§ TASK DESCRIPTION
Format the rows from the start of the records through the row that contains "col-528mw: 528 MW [343, 145, 391, 175]" as a numbered list, omitting any blank lines.
=-=-=-=-=
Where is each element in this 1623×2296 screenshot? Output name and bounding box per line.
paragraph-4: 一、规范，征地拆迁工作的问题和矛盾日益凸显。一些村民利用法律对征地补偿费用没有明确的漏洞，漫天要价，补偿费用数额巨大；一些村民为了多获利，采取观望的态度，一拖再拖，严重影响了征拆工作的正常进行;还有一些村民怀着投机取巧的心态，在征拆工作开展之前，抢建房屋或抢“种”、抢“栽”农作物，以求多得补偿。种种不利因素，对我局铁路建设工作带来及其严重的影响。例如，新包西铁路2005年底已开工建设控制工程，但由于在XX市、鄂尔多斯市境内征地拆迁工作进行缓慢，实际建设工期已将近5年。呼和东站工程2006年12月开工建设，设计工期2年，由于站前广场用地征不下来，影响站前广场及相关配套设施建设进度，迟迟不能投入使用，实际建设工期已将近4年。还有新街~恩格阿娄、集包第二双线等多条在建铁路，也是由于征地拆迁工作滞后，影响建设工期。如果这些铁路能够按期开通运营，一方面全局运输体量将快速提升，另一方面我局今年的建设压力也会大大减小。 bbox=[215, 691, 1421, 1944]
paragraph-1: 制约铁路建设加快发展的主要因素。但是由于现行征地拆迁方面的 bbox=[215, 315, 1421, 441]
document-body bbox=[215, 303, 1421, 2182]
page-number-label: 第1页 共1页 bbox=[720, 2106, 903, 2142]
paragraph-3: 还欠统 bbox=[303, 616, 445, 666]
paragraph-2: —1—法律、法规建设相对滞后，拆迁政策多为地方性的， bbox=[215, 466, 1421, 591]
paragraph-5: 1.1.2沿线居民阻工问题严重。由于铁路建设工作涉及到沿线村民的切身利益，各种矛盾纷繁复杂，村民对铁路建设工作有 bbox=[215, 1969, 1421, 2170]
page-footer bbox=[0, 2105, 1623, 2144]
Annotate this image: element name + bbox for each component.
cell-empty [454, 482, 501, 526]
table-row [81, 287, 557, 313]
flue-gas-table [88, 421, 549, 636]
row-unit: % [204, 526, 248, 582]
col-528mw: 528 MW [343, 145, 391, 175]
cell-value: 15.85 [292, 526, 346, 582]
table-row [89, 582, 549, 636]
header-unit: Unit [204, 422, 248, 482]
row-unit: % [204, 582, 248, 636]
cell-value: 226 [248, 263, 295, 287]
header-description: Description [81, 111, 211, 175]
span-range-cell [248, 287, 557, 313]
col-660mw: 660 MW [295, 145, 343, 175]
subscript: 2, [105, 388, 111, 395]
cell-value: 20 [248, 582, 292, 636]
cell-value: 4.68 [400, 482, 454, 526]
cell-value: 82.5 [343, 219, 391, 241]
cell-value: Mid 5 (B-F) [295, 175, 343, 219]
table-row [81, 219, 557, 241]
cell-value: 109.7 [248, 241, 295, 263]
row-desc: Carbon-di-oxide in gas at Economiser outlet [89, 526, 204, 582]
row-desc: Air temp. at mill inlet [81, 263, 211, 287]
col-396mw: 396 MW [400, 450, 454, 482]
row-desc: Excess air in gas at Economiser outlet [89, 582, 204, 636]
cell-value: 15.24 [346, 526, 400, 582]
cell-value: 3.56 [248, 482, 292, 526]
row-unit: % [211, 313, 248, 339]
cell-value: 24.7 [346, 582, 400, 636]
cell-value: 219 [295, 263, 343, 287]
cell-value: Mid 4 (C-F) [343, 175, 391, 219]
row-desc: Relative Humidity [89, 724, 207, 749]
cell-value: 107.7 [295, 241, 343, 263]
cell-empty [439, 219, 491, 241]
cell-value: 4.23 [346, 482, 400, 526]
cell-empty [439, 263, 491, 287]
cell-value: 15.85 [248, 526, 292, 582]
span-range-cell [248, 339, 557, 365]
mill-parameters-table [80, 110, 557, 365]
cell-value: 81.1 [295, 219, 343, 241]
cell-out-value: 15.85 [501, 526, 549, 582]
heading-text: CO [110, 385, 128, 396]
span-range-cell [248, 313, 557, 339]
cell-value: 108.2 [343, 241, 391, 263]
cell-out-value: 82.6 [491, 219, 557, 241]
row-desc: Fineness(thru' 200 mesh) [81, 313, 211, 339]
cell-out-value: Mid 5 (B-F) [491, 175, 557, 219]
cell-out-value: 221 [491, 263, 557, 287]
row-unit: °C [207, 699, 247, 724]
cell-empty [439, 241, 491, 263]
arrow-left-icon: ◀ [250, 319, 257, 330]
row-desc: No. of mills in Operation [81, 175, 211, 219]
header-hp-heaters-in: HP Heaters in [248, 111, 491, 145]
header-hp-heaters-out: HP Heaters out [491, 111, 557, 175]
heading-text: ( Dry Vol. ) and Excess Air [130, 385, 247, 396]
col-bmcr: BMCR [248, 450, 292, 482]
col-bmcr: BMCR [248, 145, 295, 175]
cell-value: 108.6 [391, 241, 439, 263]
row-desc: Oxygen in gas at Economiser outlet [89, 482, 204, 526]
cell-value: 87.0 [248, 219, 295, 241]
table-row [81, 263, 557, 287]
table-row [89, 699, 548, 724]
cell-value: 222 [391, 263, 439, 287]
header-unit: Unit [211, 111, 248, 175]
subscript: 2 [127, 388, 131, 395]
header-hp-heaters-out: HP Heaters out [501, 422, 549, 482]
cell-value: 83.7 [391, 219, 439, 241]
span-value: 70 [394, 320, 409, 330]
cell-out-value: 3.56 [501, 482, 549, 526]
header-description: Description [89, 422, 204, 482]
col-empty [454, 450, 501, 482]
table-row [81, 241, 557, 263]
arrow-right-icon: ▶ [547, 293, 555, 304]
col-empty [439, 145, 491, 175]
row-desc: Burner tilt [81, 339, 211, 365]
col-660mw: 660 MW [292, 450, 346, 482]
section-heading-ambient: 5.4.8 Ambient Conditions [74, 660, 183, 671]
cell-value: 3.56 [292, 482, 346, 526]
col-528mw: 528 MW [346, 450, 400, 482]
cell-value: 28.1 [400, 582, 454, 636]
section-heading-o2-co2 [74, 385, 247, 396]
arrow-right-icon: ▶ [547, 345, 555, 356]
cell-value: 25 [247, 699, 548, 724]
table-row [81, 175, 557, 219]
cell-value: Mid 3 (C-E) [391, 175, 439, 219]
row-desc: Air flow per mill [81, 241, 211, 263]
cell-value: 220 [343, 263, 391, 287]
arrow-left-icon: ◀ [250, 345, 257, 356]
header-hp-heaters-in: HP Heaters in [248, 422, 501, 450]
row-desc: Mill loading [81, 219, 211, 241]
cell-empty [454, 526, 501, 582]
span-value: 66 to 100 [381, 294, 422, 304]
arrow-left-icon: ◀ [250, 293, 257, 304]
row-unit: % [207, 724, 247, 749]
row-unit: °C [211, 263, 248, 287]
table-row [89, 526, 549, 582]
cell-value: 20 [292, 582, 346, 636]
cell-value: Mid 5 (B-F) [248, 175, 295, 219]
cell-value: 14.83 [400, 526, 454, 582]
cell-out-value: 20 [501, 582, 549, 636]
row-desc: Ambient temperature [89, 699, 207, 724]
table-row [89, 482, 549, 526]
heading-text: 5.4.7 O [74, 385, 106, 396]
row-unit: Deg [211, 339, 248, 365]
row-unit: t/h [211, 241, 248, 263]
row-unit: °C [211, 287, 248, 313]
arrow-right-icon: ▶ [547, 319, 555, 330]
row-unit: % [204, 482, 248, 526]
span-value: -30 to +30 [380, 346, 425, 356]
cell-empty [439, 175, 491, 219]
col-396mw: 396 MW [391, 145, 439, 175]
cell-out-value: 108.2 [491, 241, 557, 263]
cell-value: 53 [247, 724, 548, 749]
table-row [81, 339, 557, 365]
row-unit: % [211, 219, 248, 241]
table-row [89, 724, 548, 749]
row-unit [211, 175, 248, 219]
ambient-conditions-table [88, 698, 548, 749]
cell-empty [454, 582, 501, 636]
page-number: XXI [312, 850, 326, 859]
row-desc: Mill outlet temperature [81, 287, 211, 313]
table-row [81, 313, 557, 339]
=-=-=-=-=
§ OUTPUT OF THE EXERCISE
1. Where is each element in this 1623×2296 screenshot? Output name and bounding box per line.
2. paragraph-4: 一、规范，征地拆迁工作的问题和矛盾日益凸显。一些村民利用法律对征地补偿费用没有明确的漏洞，漫天要价，补偿费用数额巨大；一些村民为了多获利，采取观望的态度，一拖再拖，严重影响了征拆工作的正常进行;还有一些村民怀着投机取巧的心态，在征拆工作开展之前，抢建房屋或抢“种”、抢“栽”农作物，以求多得补偿。种种不利因素，对我局铁路建设工作带来及其严重的影响。例如，新包西铁路2005年底已开工建设控制工程，但由于在XX市、鄂尔多斯市境内征地拆迁工作进行缓慢，实际建设工期已将近5年。呼和东站工程2006年12月开工建设，设计工期2年，由于站前广场用地征不下来，影响站前广场及相关配套设施建设进度，迟迟不能投入使用，实际建设工期已将近4年。还有新街~恩格阿娄、集包第二双线等多条在建铁路，也是由于征地拆迁工作滞后，影响建设工期。如果这些铁路能够按期开通运营，一方面全局运输体量将快速提升，另一方面我局今年的建设压力也会大大减小。 bbox=[215, 691, 1421, 1944]
3. paragraph-1: 制约铁路建设加快发展的主要因素。但是由于现行征地拆迁方面的 bbox=[215, 315, 1421, 441]
4. document-body bbox=[215, 303, 1421, 2182]
5. page-number-label: 第1页 共1页 bbox=[720, 2106, 903, 2142]
6. paragraph-3: 还欠统 bbox=[303, 616, 445, 666]
7. paragraph-2: —1—法律、法规建设相对滞后，拆迁政策多为地方性的， bbox=[215, 466, 1421, 591]
8. paragraph-5: 1.1.2沿线居民阻工问题严重。由于铁路建设工作涉及到沿线村民的切身利益，各种矛盾纷繁复杂，村民对铁路建设工作有 bbox=[215, 1969, 1421, 2170]
9. page-footer bbox=[0, 2105, 1623, 2144]
10. Annotate this image: element name + bbox for each component.
11. cell-empty [454, 482, 501, 526]
12. table-row [81, 287, 557, 313]
13. flue-gas-table [88, 421, 549, 636]
14. row-unit: % [204, 526, 248, 582]
15. col-528mw: 528 MW [343, 145, 391, 175]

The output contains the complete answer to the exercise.